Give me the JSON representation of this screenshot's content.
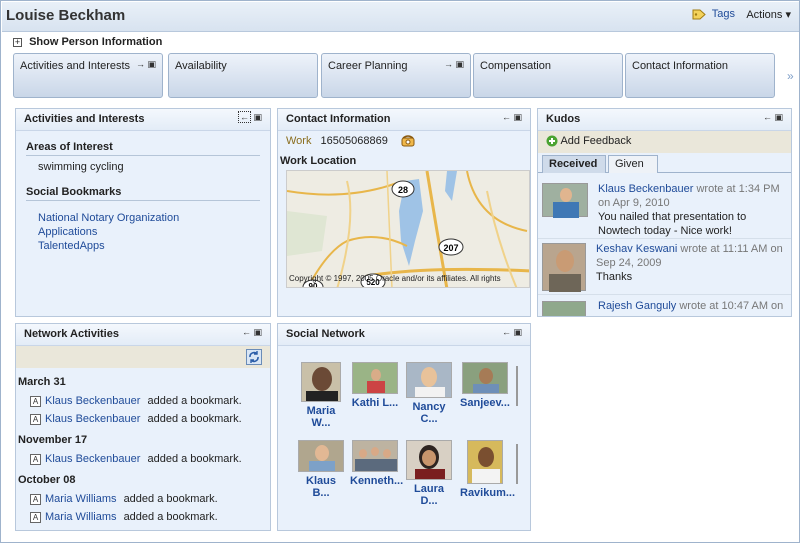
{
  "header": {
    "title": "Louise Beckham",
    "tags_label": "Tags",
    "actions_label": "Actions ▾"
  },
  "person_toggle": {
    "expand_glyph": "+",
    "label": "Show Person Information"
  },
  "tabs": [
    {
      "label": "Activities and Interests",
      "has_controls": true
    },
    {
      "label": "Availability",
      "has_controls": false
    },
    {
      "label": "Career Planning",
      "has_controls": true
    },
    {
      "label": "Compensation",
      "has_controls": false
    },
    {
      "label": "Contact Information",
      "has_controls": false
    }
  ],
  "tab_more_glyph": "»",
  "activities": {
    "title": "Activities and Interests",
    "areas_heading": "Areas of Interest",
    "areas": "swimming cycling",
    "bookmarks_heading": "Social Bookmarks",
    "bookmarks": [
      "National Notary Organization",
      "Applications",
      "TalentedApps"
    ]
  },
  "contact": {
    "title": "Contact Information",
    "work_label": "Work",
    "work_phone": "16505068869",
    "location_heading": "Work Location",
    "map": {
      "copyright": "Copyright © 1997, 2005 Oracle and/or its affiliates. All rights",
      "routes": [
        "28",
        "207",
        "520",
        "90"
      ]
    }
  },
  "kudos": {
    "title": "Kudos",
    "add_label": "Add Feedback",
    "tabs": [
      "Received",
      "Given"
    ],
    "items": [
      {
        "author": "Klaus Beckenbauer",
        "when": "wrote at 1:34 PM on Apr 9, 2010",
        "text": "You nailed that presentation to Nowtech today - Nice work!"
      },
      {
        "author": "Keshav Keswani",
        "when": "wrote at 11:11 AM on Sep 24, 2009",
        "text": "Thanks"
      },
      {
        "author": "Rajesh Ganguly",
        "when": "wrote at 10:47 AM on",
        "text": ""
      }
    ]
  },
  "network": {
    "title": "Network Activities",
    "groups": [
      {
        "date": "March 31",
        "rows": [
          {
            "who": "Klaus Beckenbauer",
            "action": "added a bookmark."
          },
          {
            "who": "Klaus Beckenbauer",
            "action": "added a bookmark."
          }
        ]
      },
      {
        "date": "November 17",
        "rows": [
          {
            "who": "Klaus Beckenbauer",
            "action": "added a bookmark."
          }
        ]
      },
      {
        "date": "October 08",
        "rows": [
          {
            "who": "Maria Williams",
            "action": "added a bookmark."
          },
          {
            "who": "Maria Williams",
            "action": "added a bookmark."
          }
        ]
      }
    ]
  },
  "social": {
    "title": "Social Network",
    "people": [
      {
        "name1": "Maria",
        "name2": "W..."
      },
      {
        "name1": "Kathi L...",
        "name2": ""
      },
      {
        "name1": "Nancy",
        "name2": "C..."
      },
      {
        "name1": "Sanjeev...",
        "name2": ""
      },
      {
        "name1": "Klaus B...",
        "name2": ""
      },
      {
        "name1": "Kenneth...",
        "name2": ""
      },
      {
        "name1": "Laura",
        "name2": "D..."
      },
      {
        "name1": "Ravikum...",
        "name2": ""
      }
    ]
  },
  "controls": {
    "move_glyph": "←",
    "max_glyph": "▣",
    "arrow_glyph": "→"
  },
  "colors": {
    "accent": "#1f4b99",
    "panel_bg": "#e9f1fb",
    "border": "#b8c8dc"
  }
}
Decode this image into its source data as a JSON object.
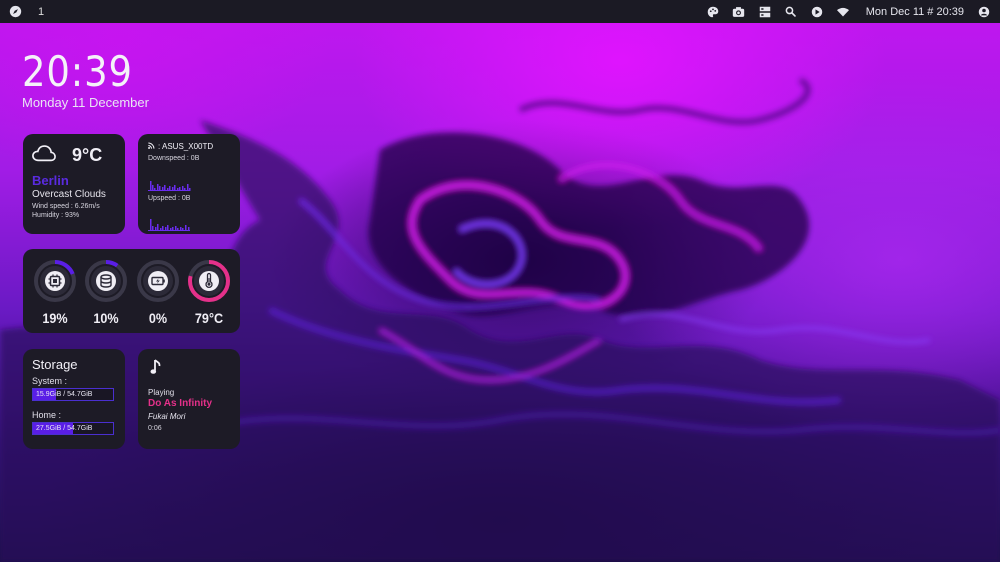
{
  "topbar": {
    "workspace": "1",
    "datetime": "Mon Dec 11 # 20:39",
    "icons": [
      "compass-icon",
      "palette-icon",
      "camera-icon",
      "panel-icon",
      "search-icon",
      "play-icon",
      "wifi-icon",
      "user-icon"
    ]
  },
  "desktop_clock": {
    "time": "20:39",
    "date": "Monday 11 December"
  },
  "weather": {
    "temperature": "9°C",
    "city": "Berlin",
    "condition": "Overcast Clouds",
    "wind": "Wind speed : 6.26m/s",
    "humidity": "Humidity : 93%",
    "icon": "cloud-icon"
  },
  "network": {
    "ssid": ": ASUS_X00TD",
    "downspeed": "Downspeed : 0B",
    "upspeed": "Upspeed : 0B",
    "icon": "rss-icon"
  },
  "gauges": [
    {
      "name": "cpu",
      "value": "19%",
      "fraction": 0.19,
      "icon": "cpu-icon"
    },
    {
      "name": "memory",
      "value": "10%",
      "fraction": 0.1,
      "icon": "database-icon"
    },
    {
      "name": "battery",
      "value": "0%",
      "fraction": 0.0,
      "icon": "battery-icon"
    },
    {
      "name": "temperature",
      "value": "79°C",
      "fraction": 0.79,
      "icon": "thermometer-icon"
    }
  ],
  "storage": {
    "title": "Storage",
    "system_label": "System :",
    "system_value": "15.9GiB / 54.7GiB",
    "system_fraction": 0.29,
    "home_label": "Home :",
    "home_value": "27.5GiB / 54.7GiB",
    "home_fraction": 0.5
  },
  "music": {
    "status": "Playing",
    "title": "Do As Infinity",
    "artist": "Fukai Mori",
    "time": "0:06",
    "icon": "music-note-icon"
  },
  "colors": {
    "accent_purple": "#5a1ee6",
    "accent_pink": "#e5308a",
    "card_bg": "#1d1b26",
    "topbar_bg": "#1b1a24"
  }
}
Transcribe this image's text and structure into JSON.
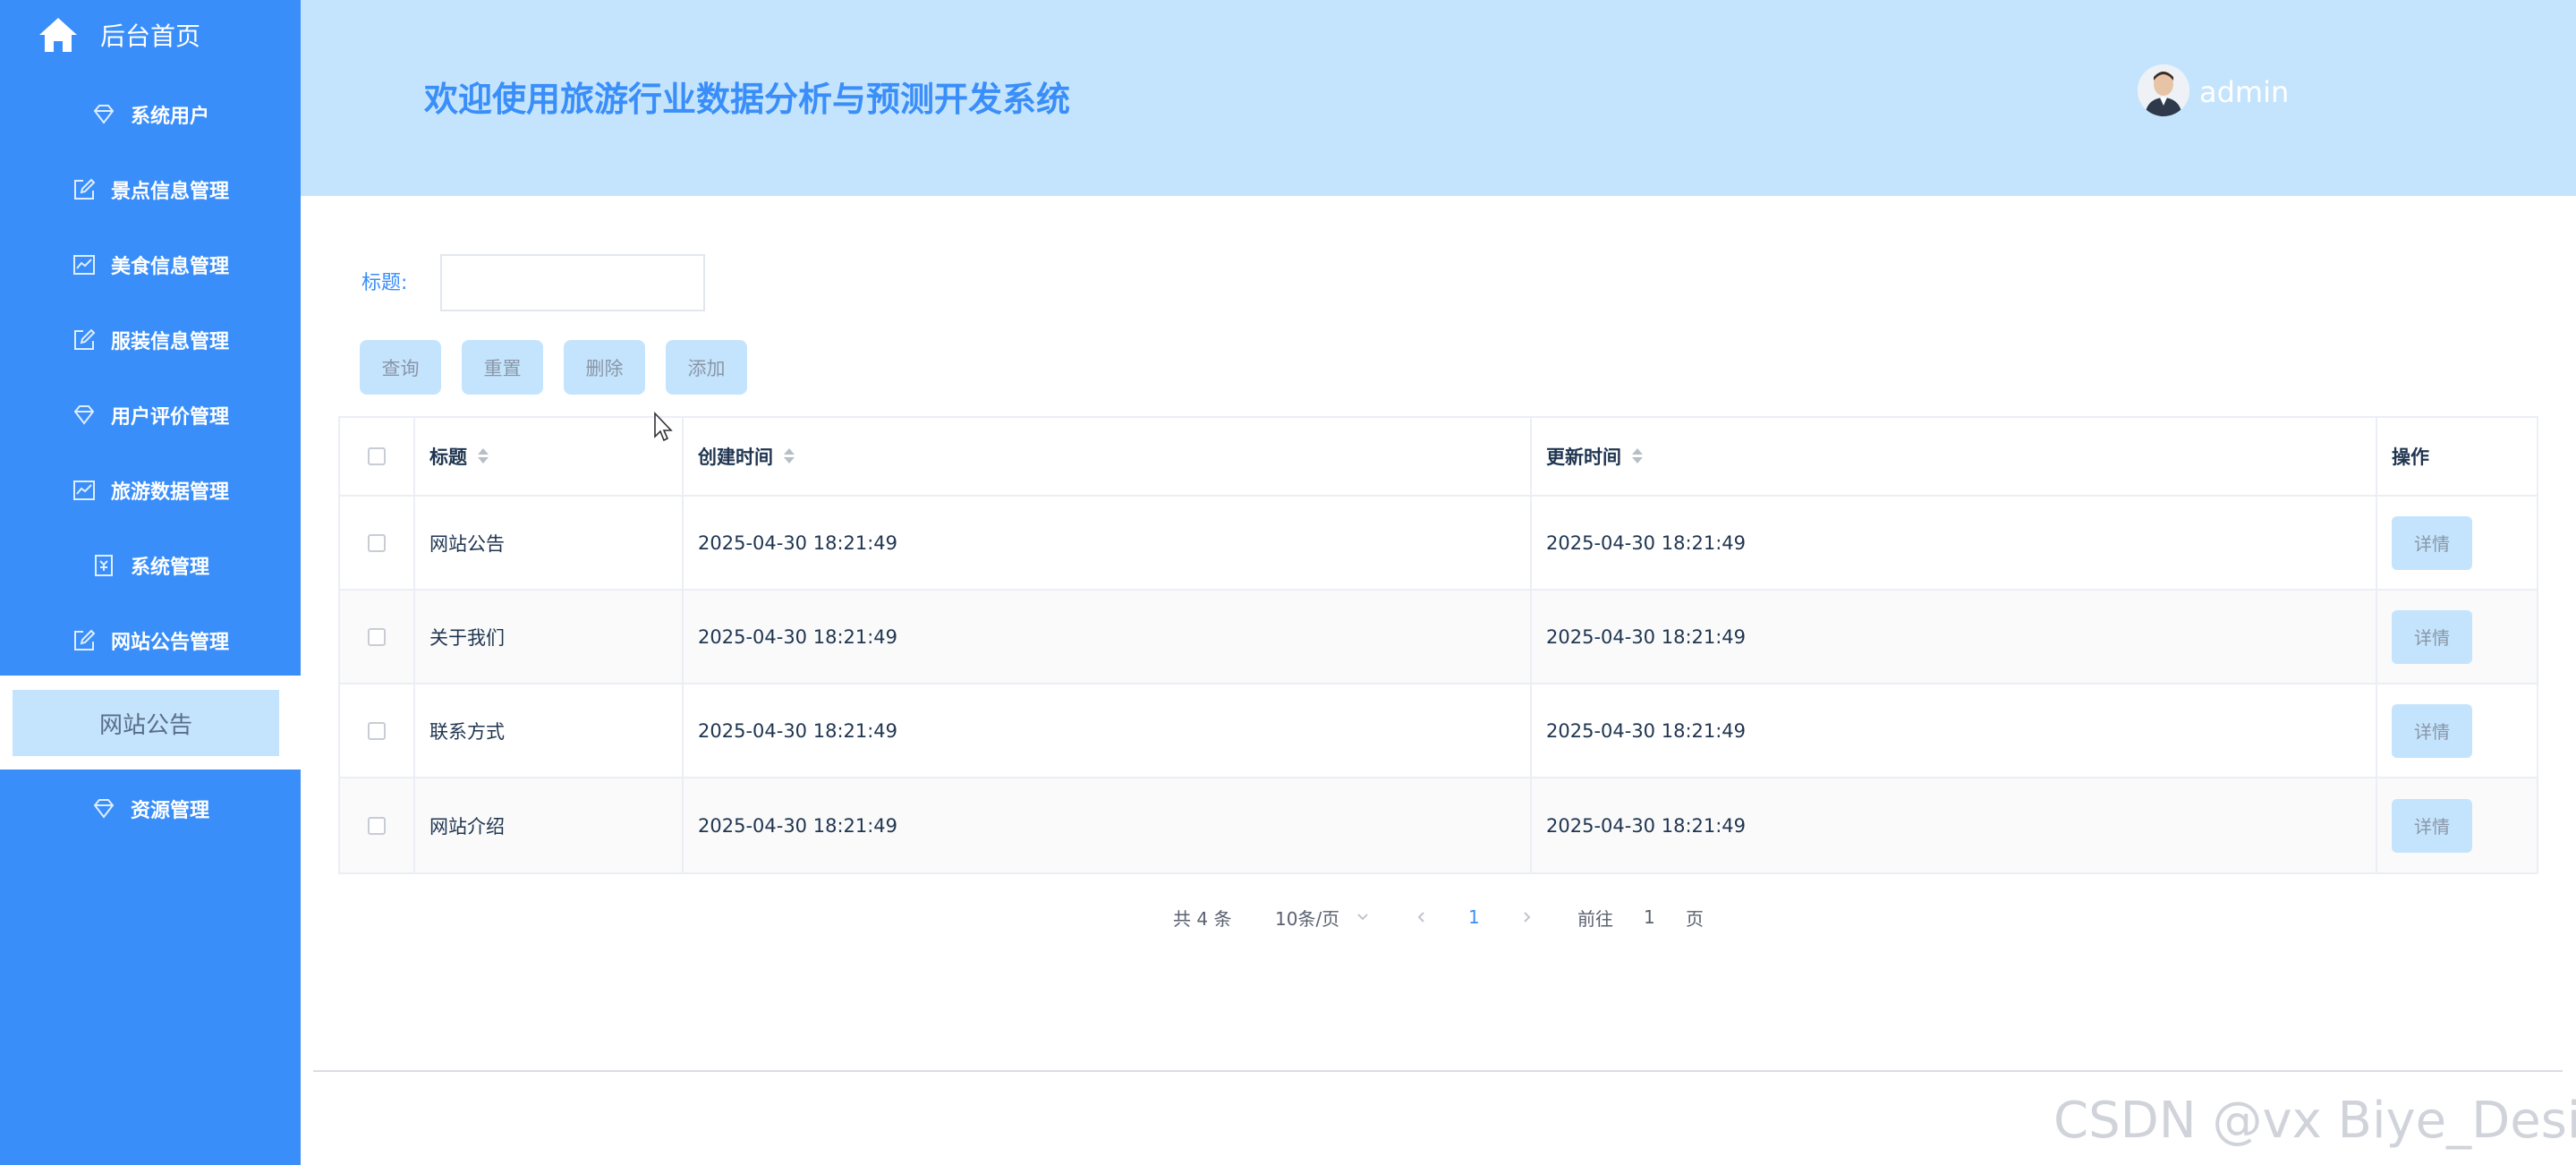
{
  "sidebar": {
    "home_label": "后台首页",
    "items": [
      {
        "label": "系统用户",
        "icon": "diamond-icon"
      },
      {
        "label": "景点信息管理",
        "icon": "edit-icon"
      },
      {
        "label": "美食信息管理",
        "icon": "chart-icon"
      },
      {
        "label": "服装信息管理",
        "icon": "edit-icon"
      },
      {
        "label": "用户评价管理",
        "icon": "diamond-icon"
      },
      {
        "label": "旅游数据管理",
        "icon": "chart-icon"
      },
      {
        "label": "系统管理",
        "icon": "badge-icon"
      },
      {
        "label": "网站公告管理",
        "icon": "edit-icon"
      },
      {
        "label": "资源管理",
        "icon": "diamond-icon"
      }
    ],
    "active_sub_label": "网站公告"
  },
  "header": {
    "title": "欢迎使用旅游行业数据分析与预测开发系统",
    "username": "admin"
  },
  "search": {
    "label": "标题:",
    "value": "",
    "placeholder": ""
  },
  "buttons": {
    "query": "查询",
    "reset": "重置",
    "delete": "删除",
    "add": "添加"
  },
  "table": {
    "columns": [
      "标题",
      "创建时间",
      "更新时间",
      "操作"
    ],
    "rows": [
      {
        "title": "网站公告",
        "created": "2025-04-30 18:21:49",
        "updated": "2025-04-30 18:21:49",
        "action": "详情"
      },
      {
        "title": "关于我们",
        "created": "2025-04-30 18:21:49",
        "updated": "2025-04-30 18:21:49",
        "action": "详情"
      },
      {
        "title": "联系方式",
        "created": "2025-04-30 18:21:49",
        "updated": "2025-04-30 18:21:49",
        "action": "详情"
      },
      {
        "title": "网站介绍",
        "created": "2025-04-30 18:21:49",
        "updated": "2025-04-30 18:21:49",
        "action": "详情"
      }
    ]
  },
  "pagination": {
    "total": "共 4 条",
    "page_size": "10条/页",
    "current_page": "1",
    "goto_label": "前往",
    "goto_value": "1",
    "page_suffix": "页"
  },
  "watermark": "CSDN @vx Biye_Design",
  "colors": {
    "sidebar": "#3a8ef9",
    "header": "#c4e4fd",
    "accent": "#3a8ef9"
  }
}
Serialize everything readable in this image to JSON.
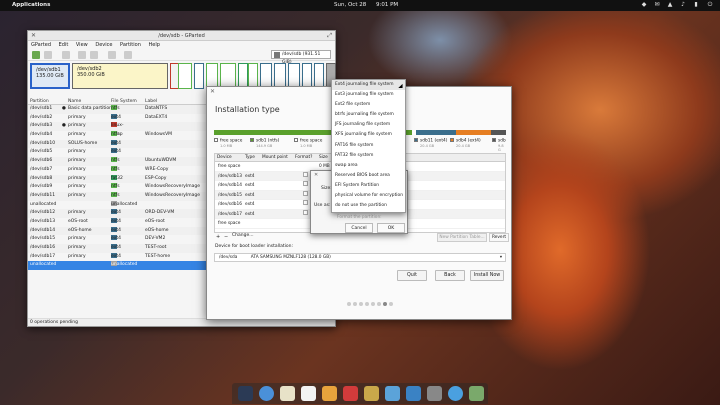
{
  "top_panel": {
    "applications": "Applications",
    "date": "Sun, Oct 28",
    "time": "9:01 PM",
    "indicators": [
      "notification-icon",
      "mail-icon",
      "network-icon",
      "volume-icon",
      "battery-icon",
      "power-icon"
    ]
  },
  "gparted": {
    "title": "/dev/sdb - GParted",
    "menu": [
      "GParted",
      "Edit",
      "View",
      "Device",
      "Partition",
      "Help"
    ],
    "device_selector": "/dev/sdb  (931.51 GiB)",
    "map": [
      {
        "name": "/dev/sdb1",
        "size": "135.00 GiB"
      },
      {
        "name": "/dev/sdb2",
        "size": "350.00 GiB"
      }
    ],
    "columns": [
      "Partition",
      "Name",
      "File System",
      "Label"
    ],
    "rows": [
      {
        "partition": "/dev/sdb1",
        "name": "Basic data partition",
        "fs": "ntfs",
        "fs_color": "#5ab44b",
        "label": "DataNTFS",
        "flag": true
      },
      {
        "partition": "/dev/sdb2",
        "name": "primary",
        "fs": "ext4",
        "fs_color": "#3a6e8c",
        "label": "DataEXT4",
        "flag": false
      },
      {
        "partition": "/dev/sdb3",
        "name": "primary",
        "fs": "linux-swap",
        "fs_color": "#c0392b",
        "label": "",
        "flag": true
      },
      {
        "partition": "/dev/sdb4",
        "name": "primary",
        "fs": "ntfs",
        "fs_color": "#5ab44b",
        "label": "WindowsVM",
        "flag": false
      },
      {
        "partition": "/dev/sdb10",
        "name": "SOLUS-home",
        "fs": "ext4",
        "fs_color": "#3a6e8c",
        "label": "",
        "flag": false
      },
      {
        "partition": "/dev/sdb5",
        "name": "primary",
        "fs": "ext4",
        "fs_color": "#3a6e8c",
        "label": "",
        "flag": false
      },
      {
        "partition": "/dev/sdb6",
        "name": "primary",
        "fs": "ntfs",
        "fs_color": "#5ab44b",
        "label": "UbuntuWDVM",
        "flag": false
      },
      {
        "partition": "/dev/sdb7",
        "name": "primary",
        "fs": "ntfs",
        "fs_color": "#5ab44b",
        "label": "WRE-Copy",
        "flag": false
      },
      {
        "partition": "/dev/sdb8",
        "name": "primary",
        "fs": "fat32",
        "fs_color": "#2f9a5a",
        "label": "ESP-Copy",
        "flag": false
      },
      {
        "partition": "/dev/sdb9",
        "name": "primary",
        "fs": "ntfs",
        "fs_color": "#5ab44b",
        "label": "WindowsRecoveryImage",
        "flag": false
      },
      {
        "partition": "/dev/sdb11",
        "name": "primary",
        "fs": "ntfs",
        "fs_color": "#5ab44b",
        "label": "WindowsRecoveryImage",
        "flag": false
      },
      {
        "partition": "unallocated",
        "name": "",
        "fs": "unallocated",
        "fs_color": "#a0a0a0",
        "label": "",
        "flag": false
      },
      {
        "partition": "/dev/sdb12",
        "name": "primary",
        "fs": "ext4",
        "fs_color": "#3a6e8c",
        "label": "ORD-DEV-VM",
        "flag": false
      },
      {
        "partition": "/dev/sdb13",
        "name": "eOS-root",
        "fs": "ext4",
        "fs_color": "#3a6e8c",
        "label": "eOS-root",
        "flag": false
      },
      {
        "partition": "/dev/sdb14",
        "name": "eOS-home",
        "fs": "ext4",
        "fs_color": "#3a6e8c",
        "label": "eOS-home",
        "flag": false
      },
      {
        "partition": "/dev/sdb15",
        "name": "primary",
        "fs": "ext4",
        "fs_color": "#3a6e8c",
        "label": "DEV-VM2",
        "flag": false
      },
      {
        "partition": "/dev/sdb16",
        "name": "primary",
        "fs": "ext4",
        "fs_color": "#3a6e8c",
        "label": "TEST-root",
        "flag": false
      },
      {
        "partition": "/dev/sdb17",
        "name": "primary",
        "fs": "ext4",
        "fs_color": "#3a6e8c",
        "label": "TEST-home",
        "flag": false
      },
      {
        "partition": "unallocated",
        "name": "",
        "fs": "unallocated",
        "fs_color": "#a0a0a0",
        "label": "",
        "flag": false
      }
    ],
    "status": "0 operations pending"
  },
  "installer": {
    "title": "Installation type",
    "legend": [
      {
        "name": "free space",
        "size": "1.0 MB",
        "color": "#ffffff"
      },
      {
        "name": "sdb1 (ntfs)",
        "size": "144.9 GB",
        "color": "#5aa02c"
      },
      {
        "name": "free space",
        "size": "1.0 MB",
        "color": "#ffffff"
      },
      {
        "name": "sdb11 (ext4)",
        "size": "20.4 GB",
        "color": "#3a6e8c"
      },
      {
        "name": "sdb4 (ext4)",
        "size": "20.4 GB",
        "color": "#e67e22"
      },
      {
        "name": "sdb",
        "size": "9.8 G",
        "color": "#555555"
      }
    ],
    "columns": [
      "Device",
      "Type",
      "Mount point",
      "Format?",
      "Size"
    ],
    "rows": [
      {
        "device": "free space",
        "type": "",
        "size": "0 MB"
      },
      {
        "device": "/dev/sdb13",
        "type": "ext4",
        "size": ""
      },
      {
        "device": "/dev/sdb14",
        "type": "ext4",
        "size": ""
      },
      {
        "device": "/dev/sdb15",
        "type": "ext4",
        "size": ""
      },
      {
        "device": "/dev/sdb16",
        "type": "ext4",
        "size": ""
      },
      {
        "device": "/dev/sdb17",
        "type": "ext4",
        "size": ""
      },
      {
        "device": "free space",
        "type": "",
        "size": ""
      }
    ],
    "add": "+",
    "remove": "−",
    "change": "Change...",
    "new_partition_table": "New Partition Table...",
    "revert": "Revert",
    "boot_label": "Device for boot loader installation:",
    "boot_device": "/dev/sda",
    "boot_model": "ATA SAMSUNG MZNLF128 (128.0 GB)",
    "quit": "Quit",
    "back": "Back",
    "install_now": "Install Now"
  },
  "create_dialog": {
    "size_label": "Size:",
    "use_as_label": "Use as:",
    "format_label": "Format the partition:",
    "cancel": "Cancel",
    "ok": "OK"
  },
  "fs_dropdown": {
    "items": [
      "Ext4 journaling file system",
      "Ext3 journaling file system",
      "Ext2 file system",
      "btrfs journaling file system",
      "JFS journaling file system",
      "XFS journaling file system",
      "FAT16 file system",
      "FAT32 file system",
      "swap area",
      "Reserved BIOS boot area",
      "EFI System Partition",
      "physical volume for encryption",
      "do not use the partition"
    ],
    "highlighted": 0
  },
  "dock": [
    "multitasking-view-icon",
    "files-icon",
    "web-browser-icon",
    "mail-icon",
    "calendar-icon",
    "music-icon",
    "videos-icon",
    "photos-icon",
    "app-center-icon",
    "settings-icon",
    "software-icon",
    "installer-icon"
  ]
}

# Exercise
Work out how many lines of the material above contain the word "wrote", then give only that figure.

# Task response
3